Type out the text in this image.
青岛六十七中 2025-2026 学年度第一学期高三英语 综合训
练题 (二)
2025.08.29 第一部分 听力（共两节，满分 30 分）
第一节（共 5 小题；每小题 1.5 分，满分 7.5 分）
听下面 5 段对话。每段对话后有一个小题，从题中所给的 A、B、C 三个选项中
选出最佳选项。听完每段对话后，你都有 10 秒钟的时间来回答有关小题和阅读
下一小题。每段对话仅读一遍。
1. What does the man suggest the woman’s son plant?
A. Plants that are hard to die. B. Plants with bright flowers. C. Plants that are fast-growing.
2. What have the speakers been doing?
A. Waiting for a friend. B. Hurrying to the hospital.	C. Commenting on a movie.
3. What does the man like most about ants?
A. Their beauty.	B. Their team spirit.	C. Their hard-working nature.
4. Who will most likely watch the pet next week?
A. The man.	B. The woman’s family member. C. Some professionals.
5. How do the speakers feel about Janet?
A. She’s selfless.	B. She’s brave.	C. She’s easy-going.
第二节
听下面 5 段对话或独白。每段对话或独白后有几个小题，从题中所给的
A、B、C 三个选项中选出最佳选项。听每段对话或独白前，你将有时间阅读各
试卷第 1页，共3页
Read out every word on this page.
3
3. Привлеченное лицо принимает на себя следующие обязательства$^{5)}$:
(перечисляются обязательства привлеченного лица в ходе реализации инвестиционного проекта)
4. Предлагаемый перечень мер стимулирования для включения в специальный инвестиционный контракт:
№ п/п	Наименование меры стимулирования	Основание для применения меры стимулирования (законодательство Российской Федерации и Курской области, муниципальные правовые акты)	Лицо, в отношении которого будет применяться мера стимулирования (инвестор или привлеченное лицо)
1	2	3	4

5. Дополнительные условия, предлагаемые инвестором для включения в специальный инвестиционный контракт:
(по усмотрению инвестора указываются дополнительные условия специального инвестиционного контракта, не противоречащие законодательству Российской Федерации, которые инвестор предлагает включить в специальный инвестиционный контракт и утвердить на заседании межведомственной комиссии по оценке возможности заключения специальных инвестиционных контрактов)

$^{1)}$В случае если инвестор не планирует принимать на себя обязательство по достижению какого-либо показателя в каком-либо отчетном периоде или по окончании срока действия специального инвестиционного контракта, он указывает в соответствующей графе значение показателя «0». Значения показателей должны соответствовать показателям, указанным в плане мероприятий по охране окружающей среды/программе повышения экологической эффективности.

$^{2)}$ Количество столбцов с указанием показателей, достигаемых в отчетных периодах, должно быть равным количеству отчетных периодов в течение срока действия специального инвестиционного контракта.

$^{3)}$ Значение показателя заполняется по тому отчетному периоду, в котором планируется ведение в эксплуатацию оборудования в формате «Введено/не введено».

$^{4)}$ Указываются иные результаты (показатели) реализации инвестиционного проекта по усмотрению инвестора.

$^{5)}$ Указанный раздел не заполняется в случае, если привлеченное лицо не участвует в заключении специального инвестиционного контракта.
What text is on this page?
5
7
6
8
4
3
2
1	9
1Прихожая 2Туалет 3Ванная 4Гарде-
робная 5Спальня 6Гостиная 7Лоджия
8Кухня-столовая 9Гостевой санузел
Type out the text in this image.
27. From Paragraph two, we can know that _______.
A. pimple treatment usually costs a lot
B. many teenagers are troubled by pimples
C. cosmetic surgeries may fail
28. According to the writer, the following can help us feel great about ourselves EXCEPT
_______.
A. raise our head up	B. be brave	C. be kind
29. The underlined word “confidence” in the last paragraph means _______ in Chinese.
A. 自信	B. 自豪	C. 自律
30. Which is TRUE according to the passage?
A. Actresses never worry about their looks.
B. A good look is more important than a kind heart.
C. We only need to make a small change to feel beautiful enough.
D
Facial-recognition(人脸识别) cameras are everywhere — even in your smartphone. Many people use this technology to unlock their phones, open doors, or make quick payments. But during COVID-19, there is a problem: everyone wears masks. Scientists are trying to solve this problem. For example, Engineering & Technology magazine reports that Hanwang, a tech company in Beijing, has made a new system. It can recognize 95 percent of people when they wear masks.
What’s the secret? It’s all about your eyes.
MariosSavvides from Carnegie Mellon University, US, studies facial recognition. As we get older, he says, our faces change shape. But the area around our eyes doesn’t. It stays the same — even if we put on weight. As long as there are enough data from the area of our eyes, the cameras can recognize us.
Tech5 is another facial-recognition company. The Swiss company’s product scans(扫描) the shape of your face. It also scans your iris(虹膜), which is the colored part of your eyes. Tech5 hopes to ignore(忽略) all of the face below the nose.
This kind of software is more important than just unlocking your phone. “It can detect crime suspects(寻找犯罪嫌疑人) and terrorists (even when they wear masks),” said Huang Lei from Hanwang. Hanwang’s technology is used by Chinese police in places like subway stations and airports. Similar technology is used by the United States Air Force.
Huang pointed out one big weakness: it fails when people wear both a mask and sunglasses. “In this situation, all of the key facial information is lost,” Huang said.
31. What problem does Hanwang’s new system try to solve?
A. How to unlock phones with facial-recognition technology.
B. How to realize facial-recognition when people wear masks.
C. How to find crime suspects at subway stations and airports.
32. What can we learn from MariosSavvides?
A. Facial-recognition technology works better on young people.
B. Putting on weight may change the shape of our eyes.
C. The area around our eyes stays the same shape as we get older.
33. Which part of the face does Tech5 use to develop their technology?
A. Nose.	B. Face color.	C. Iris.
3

● **Stated task**: Return the material exactly as it stands.

● **Task output**:
Type out the text in this image.
青岛六十七中 2025-2026 学年度第一学期高三英语 综合训
练题 (二)
2025.08.29 第一部分 听力（共两节，满分 30 分）
第一节（共 5 小题；每小题 1.5 分，满分 7.5 分）
听下面 5 段对话。每段对话后有一个小题，从题中所给的 A、B、C 三个选项中
选出最佳选项。听完每段对话后，你都有 10 秒钟的时间来回答有关小题和阅读
下一小题。每段对话仅读一遍。
1. What does the man suggest the woman’s son plant?
A. Plants that are hard to die. B. Plants with bright flowers. C. Plants that are fast-growing.
2. What have the speakers been doing?
A. Waiting for a friend. B. Hurrying to the hospital.	C. Commenting on a movie.
3. What does the man like most about ants?
A. Their beauty.	B. Their team spirit.	C. Their hard-working nature.
4. Who will most likely watch the pet next week?
A. The man.	B. The woman’s family member. C. Some professionals.
5. How do the speakers feel about Janet?
A. She’s selfless.	B. She’s brave.	C. She’s easy-going.
第二节
听下面 5 段对话或独白。每段对话或独白后有几个小题，从题中所给的
A、B、C 三个选项中选出最佳选项。听每段对话或独白前，你将有时间阅读各
试卷第 1页，共3页
Read out every word on this page.
3
3. Привлеченное лицо принимает на себя следующие обязательства$^{5)}$:
(перечисляются обязательства привлеченного лица в ходе реализации инвестиционного проекта)
4. Предлагаемый перечень мер стимулирования для включения в специальный инвестиционный контракт:
№ п/п	Наименование меры стимулирования	Основание для применения меры стимулирования (законодательство Российской Федерации и Курской области, муниципальные правовые акты)	Лицо, в отношении которого будет применяться мера стимулирования (инвестор или привлеченное лицо)
1	2	3	4

5. Дополнительные условия, предлагаемые инвестором для включения в специальный инвестиционный контракт:
(по усмотрению инвестора указываются дополнительные условия специального инвестиционного контракта, не противоречащие законодательству Российской Федерации, которые инвестор предлагает включить в специальный инвестиционный контракт и утвердить на заседании межведомственной комиссии по оценке возможности заключения специальных инвестиционных контрактов)

$^{1)}$В случае если инвестор не планирует принимать на себя обязательство по достижению какого-либо показателя в каком-либо отчетном периоде или по окончании срока действия специального инвестиционного контракта, он указывает в соответствующей графе значение показателя «0». Значения показателей должны соответствовать показателям, указанным в плане мероприятий по охране окружающей среды/программе повышения экологической эффективности.

$^{2)}$ Количество столбцов с указанием показателей, достигаемых в отчетных периодах, должно быть равным количеству отчетных периодов в течение срока действия специального инвестиционного контракта.

$^{3)}$ Значение показателя заполняется по тому отчетному периоду, в котором планируется ведение в эксплуатацию оборудования в формате «Введено/не введено».

$^{4)}$ Указываются иные результаты (показатели) реализации инвестиционного проекта по усмотрению инвестора.

$^{5)}$ Указанный раздел не заполняется в случае, если привлеченное лицо не участвует в заключении специального инвестиционного контракта.
What text is on this page?
5
7
6
8
4
3
2
1	9
1Прихожая 2Туалет 3Ванная 4Гарде-
робная 5Спальня 6Гостиная 7Лоджия
8Кухня-столовая 9Гостевой санузел
Type out the text in this image.
27. From Paragraph two, we can know that _______.
A. pimple treatment usually costs a lot
B. many teenagers are troubled by pimples
C. cosmetic surgeries may fail
28. According to the writer, the following can help us feel great about ourselves EXCEPT
_______.
A. raise our head up	B. be brave	C. be kind
29. The underlined word “confidence” in the last paragraph means _______ in Chinese.
A. 自信	B. 自豪	C. 自律
30. Which is TRUE according to the passage?
A. Actresses never worry about their looks.
B. A good look is more important than a kind heart.
C. We only need to make a small change to feel beautiful enough.
D
Facial-recognition(人脸识别) cameras are everywhere — even in your smartphone. Many people use this technology to unlock their phones, open doors, or make quick payments. But during COVID-19, there is a problem: everyone wears masks. Scientists are trying to solve this problem. For example, Engineering & Technology magazine reports that Hanwang, a tech company in Beijing, has made a new system. It can recognize 95 percent of people when they wear masks.
What’s the secret? It’s all about your eyes.
MariosSavvides from Carnegie Mellon University, US, studies facial recognition. As we get older, he says, our faces change shape. But the area around our eyes doesn’t. It stays the same — even if we put on weight. As long as there are enough data from the area of our eyes, the cameras can recognize us.
Tech5 is another facial-recognition company. The Swiss company’s product scans(扫描) the shape of your face. It also scans your iris(虹膜), which is the colored part of your eyes. Tech5 hopes to ignore(忽略) all of the face below the nose.
This kind of software is more important than just unlocking your phone. “It can detect crime suspects(寻找犯罪嫌疑人) and terrorists (even when they wear masks),” said Huang Lei from Hanwang. Hanwang’s technology is used by Chinese police in places like subway stations and airports. Similar technology is used by the United States Air Force.
Huang pointed out one big weakness: it fails when people wear both a mask and sunglasses. “In this situation, all of the key facial information is lost,” Huang said.
31. What problem does Hanwang’s new system try to solve?
A. How to unlock phones with facial-recognition technology.
B. How to realize facial-recognition when people wear masks.
C. How to find crime suspects at subway stations and airports.
32. What can we learn from MariosSavvides?
A. Facial-recognition technology works better on young people.
B. Putting on weight may change the shape of our eyes.
C. The area around our eyes stays the same shape as we get older.
33. Which part of the face does Tech5 use to develop their technology?
A. Nose.	B. Face color.	C. Iris.
3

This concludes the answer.